Aim:
Each line that holds the word "adet" should be returned.

Material for the task:
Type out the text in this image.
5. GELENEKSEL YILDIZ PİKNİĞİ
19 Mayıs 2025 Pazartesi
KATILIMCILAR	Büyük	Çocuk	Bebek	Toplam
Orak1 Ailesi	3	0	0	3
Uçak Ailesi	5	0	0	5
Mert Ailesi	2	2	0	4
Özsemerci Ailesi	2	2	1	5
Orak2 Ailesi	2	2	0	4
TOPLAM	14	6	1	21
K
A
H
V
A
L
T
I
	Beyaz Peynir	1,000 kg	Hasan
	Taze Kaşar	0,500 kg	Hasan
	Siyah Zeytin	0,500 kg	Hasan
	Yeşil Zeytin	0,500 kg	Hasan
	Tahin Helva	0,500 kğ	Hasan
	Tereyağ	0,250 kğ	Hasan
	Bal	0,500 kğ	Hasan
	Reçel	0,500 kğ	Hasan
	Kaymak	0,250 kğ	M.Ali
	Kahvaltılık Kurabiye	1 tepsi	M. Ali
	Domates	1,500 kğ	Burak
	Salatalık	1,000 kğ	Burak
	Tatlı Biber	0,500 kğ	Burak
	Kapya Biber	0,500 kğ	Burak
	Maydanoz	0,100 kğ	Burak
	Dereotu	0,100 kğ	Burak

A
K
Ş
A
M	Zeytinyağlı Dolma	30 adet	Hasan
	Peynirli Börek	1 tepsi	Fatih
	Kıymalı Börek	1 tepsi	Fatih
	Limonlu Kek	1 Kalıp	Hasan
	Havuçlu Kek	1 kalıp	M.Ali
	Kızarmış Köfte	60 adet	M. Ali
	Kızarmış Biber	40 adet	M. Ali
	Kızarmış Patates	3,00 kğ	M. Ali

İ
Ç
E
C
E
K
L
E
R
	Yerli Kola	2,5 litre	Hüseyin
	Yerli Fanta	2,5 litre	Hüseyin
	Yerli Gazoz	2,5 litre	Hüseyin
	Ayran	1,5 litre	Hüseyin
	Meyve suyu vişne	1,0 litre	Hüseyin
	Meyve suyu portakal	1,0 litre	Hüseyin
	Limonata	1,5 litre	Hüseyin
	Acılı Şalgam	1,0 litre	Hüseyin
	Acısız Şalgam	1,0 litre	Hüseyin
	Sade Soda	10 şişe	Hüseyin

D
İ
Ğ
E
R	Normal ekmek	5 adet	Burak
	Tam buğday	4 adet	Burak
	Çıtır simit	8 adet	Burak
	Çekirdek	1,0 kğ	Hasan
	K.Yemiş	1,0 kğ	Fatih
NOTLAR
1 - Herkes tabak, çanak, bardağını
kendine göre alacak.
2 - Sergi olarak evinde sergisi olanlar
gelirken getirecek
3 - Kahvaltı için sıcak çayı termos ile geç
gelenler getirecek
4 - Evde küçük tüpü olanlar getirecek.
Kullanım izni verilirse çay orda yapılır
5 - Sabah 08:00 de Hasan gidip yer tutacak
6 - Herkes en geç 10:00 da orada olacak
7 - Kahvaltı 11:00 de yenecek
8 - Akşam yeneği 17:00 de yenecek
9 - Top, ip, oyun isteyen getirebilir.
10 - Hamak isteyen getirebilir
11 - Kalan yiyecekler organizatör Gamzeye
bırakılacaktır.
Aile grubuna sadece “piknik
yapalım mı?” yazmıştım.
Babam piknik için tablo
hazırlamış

Solution to the problem:
M	Zeytinyağlı Dolma	30 adet	Hasan
	Kızarmış Köfte	60 adet	M. Ali
	Kızarmış Biber	40 adet	M. Ali
R	Normal ekmek	5 adet	Burak
	Tam buğday	4 adet	Burak
	Çıtır simit	8 adet	Burak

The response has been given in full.